Records excerpted from a collection
==================================================
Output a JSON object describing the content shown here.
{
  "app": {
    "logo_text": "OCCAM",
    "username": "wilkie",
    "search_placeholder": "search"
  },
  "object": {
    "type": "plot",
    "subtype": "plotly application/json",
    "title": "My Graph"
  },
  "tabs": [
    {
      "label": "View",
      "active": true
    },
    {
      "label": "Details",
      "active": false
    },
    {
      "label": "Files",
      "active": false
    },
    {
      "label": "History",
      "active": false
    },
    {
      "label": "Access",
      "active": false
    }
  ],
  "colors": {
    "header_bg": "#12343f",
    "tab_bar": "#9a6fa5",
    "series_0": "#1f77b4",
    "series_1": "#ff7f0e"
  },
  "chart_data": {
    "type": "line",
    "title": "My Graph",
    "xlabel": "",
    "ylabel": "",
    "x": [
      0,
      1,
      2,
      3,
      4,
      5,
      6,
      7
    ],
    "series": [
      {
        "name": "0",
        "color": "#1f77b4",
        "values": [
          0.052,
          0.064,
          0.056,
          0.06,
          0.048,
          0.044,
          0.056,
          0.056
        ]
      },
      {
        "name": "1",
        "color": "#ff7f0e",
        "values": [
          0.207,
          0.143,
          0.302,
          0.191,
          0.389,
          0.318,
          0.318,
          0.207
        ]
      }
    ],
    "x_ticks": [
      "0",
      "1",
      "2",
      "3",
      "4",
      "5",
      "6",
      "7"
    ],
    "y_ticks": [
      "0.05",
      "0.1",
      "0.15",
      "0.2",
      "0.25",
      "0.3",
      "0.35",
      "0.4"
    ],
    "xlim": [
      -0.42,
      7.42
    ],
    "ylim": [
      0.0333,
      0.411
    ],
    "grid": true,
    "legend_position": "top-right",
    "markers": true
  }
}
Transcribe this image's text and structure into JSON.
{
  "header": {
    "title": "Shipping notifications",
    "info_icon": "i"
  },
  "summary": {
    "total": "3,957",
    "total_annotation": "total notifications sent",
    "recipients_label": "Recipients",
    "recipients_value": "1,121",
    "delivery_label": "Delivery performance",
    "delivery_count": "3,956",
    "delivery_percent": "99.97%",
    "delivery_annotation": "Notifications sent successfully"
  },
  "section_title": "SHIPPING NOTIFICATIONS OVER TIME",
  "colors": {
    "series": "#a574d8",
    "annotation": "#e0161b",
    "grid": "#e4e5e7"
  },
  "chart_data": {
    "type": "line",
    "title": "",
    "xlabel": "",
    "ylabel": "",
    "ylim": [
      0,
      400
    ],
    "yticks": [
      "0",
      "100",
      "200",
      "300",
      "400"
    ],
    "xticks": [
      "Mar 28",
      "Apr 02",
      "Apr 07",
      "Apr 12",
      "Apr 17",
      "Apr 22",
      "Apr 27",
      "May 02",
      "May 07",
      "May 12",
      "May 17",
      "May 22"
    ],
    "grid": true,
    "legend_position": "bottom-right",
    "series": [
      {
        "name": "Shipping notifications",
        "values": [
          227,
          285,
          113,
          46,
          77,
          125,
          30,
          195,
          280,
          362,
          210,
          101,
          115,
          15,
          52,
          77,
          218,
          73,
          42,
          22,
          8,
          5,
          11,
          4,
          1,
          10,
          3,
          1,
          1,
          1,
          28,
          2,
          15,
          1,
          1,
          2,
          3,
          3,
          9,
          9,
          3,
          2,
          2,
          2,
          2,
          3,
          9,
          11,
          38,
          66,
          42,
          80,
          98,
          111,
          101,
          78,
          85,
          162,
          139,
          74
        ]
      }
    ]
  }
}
==================================================
**EXERCISE DESCRIPTION:** Transcribe the whole listing with nothing added or left out.

**RESULT OF THIS EXERCISE:**
Output a JSON object describing the content shown here.
{
  "app": {
    "logo_text": "OCCAM",
    "username": "wilkie",
    "search_placeholder": "search"
  },
  "object": {
    "type": "plot",
    "subtype": "plotly application/json",
    "title": "My Graph"
  },
  "tabs": [
    {
      "label": "View",
      "active": true
    },
    {
      "label": "Details",
      "active": false
    },
    {
      "label": "Files",
      "active": false
    },
    {
      "label": "History",
      "active": false
    },
    {
      "label": "Access",
      "active": false
    }
  ],
  "colors": {
    "header_bg": "#12343f",
    "tab_bar": "#9a6fa5",
    "series_0": "#1f77b4",
    "series_1": "#ff7f0e"
  },
  "chart_data": {
    "type": "line",
    "title": "My Graph",
    "xlabel": "",
    "ylabel": "",
    "x": [
      0,
      1,
      2,
      3,
      4,
      5,
      6,
      7
    ],
    "series": [
      {
        "name": "0",
        "color": "#1f77b4",
        "values": [
          0.052,
          0.064,
          0.056,
          0.06,
          0.048,
          0.044,
          0.056,
          0.056
        ]
      },
      {
        "name": "1",
        "color": "#ff7f0e",
        "values": [
          0.207,
          0.143,
          0.302,
          0.191,
          0.389,
          0.318,
          0.318,
          0.207
        ]
      }
    ],
    "x_ticks": [
      "0",
      "1",
      "2",
      "3",
      "4",
      "5",
      "6",
      "7"
    ],
    "y_ticks": [
      "0.05",
      "0.1",
      "0.15",
      "0.2",
      "0.25",
      "0.3",
      "0.35",
      "0.4"
    ],
    "xlim": [
      -0.42,
      7.42
    ],
    "ylim": [
      0.0333,
      0.411
    ],
    "grid": true,
    "legend_position": "top-right",
    "markers": true
  }
}
Transcribe this image's text and structure into JSON.
{
  "header": {
    "title": "Shipping notifications",
    "info_icon": "i"
  },
  "summary": {
    "total": "3,957",
    "total_annotation": "total notifications sent",
    "recipients_label": "Recipients",
    "recipients_value": "1,121",
    "delivery_label": "Delivery performance",
    "delivery_count": "3,956",
    "delivery_percent": "99.97%",
    "delivery_annotation": "Notifications sent successfully"
  },
  "section_title": "SHIPPING NOTIFICATIONS OVER TIME",
  "colors": {
    "series": "#a574d8",
    "annotation": "#e0161b",
    "grid": "#e4e5e7"
  },
  "chart_data": {
    "type": "line",
    "title": "",
    "xlabel": "",
    "ylabel": "",
    "ylim": [
      0,
      400
    ],
    "yticks": [
      "0",
      "100",
      "200",
      "300",
      "400"
    ],
    "xticks": [
      "Mar 28",
      "Apr 02",
      "Apr 07",
      "Apr 12",
      "Apr 17",
      "Apr 22",
      "Apr 27",
      "May 02",
      "May 07",
      "May 12",
      "May 17",
      "May 22"
    ],
    "grid": true,
    "legend_position": "bottom-right",
    "series": [
      {
        "name": "Shipping notifications",
        "values": [
          227,
          285,
          113,
          46,
          77,
          125,
          30,
          195,
          280,
          362,
          210,
          101,
          115,
          15,
          52,
          77,
          218,
          73,
          42,
          22,
          8,
          5,
          11,
          4,
          1,
          10,
          3,
          1,
          1,
          1,
          28,
          2,
          15,
          1,
          1,
          2,
          3,
          3,
          9,
          9,
          3,
          2,
          2,
          2,
          2,
          3,
          9,
          11,
          38,
          66,
          42,
          80,
          98,
          111,
          101,
          78,
          85,
          162,
          139,
          74
        ]
      }
    ]
  }
}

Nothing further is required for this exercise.